- **REQUIRED TASK**
In the records below, find the line holding "What does this"; copy it and every line after it to the end, omitting all images.

- **GIVEN DATA**

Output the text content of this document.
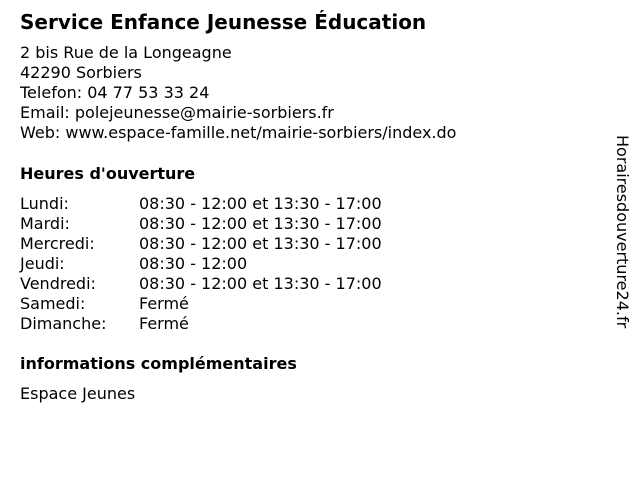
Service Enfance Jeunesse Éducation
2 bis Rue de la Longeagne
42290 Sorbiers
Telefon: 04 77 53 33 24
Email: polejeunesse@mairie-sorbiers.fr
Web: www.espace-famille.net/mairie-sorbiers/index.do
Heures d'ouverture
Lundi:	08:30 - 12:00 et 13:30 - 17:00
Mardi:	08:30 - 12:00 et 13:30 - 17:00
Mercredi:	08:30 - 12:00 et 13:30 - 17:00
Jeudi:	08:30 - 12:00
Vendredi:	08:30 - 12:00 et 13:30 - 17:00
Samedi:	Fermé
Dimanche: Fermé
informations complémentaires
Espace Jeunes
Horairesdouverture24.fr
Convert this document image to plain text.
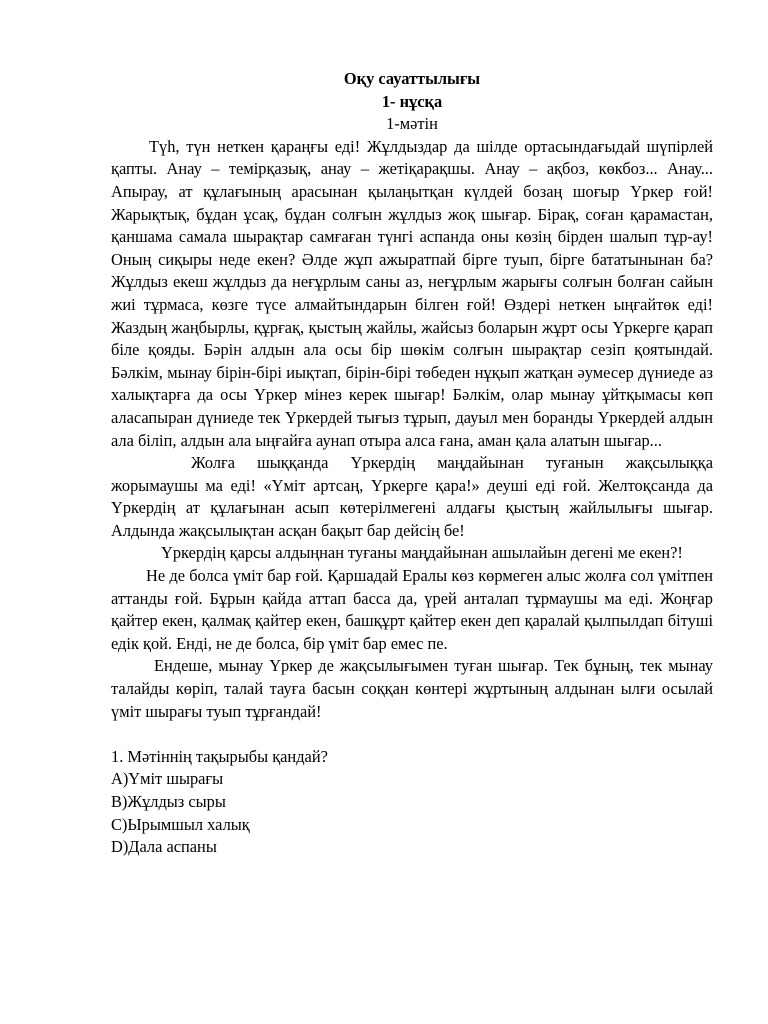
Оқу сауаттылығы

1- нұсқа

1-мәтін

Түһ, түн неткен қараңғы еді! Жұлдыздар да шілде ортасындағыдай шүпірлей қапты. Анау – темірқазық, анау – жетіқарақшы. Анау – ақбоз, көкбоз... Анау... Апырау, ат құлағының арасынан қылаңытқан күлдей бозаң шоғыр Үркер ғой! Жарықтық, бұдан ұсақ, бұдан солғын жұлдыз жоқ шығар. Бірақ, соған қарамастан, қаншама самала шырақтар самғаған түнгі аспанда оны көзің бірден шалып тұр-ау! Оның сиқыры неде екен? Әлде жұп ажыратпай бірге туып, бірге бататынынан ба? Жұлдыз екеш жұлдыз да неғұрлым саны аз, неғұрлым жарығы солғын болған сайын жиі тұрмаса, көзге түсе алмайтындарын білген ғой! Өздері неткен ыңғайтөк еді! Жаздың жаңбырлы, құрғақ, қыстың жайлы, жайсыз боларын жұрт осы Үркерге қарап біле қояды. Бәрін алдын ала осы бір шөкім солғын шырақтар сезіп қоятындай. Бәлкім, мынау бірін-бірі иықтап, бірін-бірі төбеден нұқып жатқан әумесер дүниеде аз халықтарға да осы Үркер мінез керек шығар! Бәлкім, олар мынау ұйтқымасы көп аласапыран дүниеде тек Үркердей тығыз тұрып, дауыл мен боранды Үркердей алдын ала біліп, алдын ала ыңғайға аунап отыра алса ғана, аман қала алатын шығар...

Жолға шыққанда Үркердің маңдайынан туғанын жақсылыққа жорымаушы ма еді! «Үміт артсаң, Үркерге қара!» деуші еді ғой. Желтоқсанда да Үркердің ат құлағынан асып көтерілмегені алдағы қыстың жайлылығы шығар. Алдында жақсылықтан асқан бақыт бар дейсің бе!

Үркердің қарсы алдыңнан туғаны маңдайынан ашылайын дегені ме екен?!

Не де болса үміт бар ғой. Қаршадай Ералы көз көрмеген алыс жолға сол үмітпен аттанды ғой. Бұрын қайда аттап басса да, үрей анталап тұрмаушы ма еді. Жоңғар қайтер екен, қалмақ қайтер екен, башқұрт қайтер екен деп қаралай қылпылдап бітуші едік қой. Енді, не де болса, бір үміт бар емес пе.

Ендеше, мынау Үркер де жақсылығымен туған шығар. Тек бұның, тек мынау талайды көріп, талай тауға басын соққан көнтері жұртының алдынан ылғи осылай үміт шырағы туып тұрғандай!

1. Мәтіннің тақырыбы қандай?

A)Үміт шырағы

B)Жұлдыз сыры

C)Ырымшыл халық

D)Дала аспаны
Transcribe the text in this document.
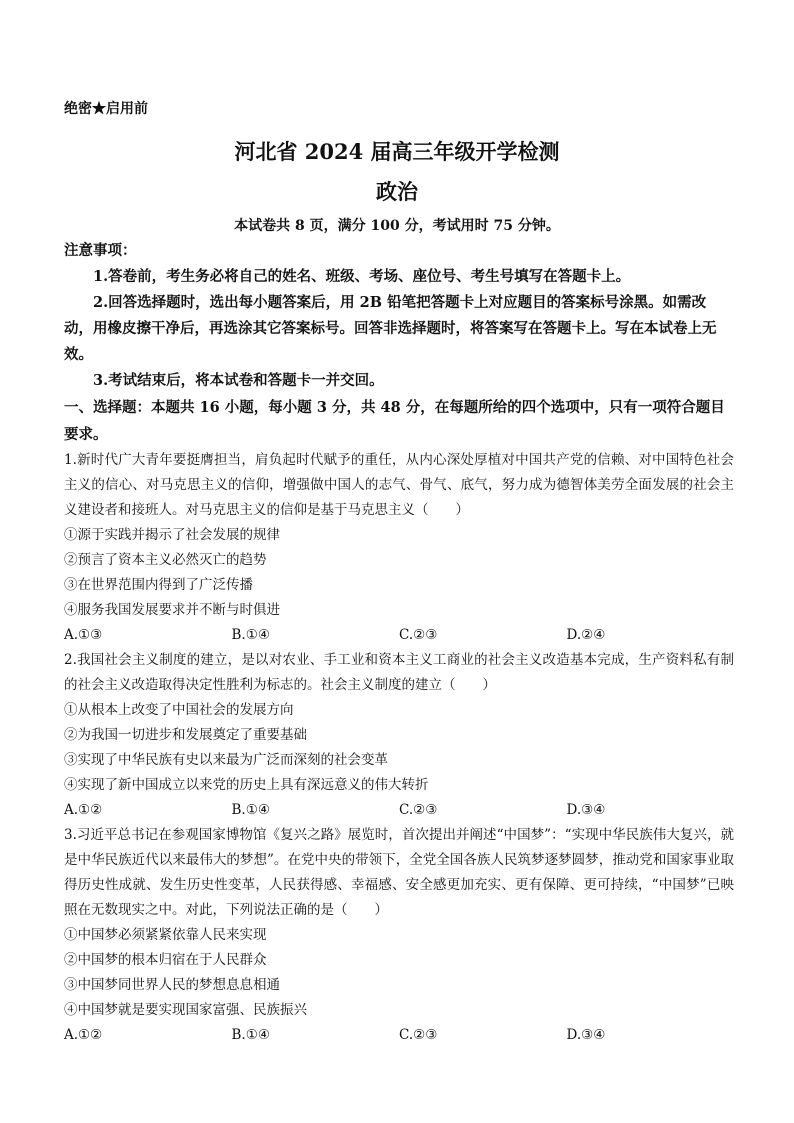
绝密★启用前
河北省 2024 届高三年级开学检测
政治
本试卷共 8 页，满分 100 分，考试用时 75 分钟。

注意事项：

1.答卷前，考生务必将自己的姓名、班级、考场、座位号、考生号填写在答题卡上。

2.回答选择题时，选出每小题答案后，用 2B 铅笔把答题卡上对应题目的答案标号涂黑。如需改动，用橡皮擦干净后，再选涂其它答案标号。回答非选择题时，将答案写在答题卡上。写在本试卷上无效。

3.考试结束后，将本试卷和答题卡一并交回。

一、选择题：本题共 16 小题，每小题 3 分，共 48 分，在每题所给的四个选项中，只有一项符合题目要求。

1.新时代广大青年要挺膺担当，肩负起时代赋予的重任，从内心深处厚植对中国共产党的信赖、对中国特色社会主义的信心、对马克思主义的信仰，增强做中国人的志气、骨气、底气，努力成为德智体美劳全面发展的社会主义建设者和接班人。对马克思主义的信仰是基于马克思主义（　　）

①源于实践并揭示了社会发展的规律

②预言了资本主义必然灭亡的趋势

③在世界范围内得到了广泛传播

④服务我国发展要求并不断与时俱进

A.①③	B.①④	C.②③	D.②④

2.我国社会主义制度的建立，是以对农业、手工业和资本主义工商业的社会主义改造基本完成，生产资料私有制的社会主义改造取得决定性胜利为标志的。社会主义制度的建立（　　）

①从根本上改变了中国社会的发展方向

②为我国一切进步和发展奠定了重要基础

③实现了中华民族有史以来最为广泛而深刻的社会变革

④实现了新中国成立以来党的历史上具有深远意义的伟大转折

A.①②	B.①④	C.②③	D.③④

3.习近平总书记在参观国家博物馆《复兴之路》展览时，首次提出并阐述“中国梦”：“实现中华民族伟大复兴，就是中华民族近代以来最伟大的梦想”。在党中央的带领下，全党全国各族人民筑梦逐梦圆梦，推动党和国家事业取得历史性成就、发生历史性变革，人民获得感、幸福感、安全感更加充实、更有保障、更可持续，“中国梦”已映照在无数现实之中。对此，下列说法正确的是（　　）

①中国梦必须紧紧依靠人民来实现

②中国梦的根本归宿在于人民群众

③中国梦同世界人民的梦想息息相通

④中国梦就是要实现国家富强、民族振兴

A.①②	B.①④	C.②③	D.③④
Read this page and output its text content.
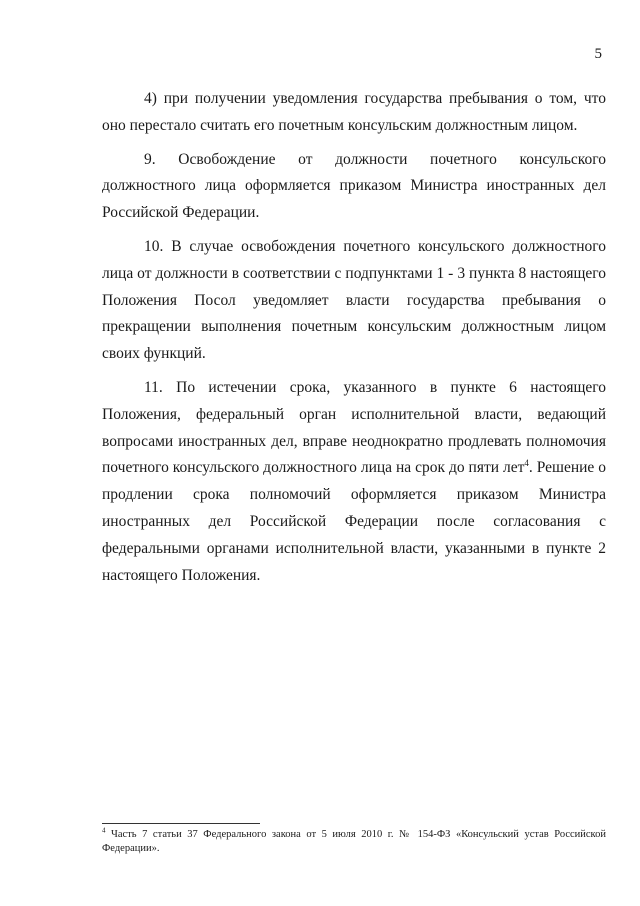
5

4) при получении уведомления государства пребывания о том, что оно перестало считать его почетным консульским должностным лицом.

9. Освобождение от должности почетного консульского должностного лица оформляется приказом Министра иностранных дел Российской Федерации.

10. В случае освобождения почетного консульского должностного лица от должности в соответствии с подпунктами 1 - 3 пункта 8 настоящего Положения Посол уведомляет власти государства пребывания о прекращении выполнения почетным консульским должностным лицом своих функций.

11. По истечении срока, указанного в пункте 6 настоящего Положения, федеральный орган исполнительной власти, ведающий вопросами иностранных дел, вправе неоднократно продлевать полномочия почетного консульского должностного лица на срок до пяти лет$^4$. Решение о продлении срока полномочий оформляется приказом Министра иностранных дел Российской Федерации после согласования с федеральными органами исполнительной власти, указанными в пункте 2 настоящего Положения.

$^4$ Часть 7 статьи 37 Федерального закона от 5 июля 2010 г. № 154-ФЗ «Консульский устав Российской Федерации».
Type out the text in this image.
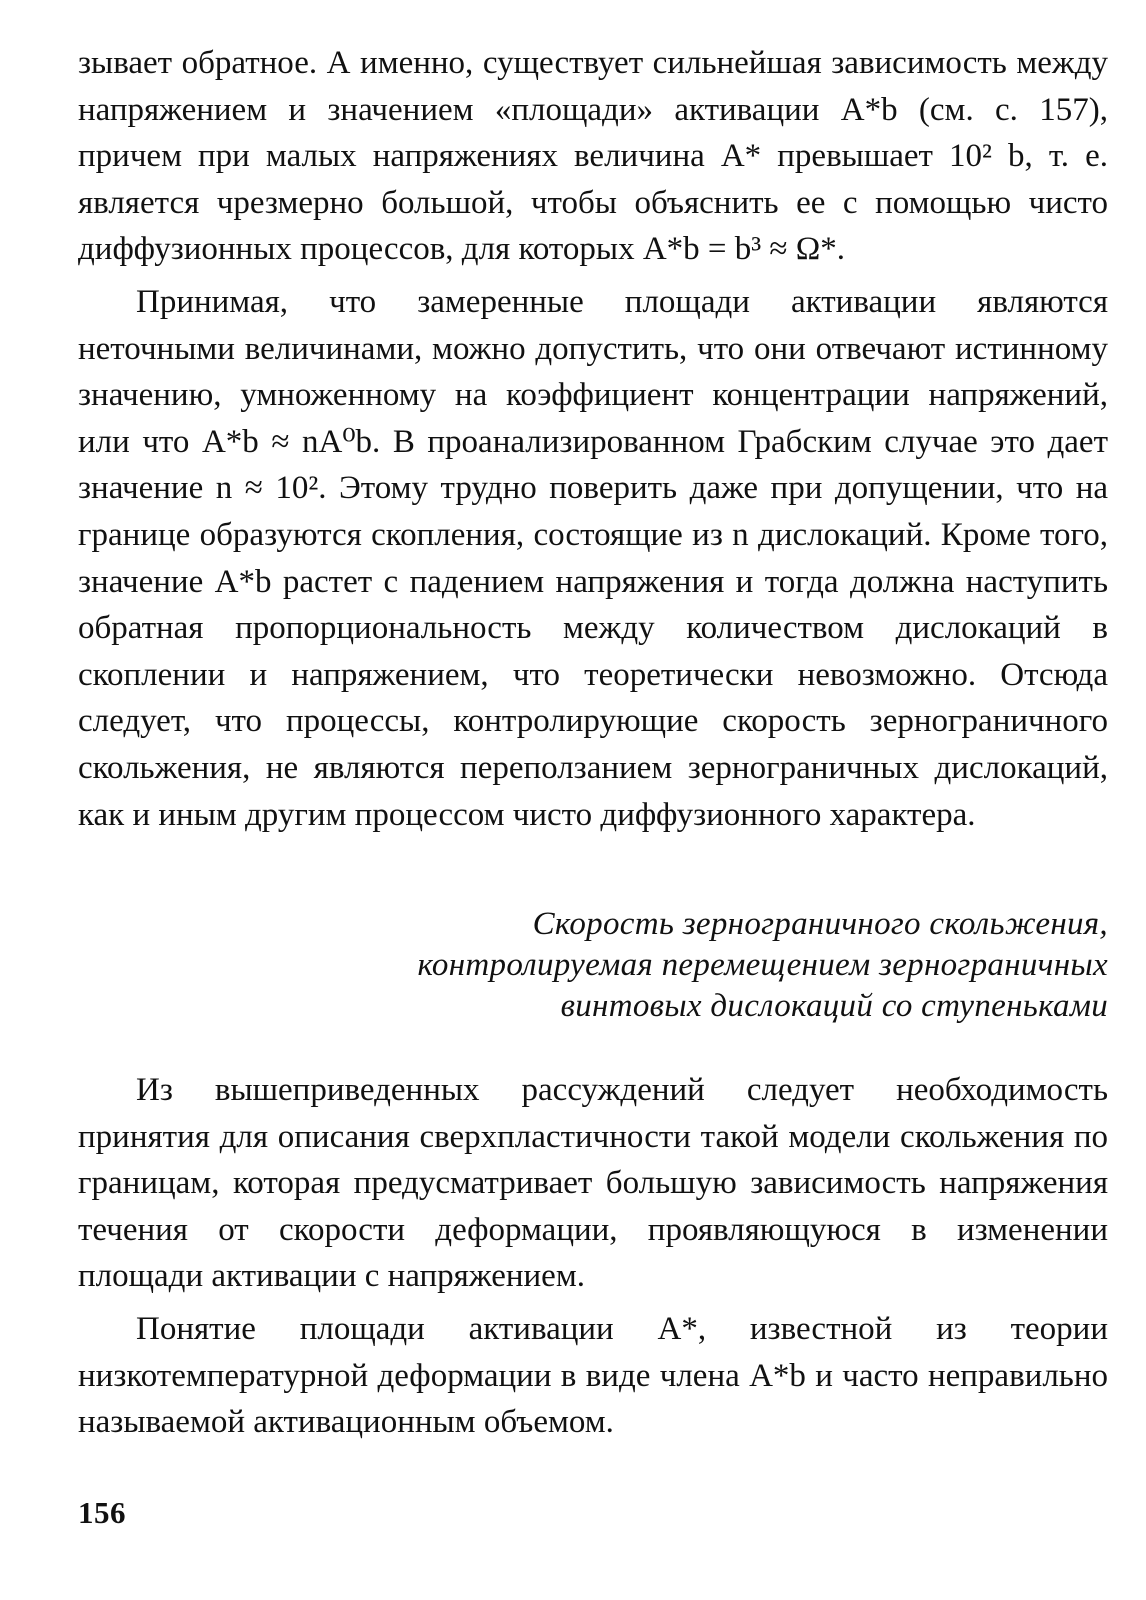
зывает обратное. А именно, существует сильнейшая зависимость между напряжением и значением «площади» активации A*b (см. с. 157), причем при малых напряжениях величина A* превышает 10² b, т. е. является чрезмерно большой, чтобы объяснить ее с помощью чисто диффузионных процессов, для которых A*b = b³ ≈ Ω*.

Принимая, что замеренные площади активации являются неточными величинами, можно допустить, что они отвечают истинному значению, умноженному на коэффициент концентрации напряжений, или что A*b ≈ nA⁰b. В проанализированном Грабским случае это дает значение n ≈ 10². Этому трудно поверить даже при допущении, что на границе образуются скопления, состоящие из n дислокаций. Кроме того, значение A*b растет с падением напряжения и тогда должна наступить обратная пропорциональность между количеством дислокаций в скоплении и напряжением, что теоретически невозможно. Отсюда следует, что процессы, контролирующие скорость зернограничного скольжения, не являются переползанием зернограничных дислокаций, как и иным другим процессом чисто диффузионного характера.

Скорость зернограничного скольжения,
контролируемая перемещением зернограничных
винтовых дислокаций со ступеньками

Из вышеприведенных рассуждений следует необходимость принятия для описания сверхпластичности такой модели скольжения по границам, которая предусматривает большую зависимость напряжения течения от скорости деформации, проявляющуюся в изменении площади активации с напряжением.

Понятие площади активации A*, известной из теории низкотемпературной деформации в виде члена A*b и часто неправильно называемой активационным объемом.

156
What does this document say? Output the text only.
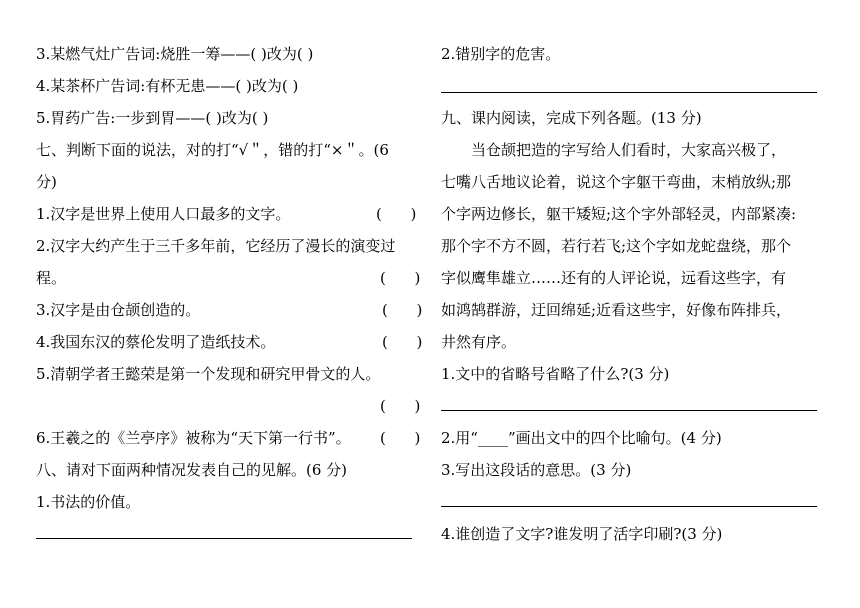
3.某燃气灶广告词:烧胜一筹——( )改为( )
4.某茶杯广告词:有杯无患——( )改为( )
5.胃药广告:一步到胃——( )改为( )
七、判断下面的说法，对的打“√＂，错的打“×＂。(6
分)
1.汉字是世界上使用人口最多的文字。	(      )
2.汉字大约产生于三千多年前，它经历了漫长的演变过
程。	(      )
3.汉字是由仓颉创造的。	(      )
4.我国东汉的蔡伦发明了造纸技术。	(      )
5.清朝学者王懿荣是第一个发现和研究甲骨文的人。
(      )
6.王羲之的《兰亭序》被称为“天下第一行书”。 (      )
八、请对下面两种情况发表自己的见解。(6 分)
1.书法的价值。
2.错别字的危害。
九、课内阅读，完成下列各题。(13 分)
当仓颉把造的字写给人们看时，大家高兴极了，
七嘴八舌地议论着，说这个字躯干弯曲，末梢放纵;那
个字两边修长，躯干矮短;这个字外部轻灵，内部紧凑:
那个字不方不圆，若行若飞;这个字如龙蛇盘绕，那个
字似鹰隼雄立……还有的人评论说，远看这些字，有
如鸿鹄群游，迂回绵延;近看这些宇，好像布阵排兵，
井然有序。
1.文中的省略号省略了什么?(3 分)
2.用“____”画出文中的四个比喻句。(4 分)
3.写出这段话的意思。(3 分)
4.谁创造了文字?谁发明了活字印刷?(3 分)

- **REPLY**
What does this document say? Output the text only.
3.某燃气灶广告词:烧胜一筹——( )改为( )
4.某茶杯广告词:有杯无患——( )改为( )
5.胃药广告:一步到胃——( )改为( )
七、判断下面的说法，对的打“√＂，错的打“×＂。(6
分)
1.汉字是世界上使用人口最多的文字。	(      )
2.汉字大约产生于三千多年前，它经历了漫长的演变过
程。	(      )
3.汉字是由仓颉创造的。	(      )
4.我国东汉的蔡伦发明了造纸技术。	(      )
5.清朝学者王懿荣是第一个发现和研究甲骨文的人。
(      )
6.王羲之的《兰亭序》被称为“天下第一行书”。 (      )
八、请对下面两种情况发表自己的见解。(6 分)
1.书法的价值。
2.错别字的危害。
九、课内阅读，完成下列各题。(13 分)
当仓颉把造的字写给人们看时，大家高兴极了，
七嘴八舌地议论着，说这个字躯干弯曲，末梢放纵;那
个字两边修长，躯干矮短;这个字外部轻灵，内部紧凑:
那个字不方不圆，若行若飞;这个字如龙蛇盘绕，那个
字似鹰隼雄立……还有的人评论说，远看这些字，有
如鸿鹄群游，迂回绵延;近看这些宇，好像布阵排兵，
井然有序。
1.文中的省略号省略了什么?(3 分)
2.用“____”画出文中的四个比喻句。(4 分)
3.写出这段话的意思。(3 分)
4.谁创造了文字?谁发明了活字印刷?(3 分)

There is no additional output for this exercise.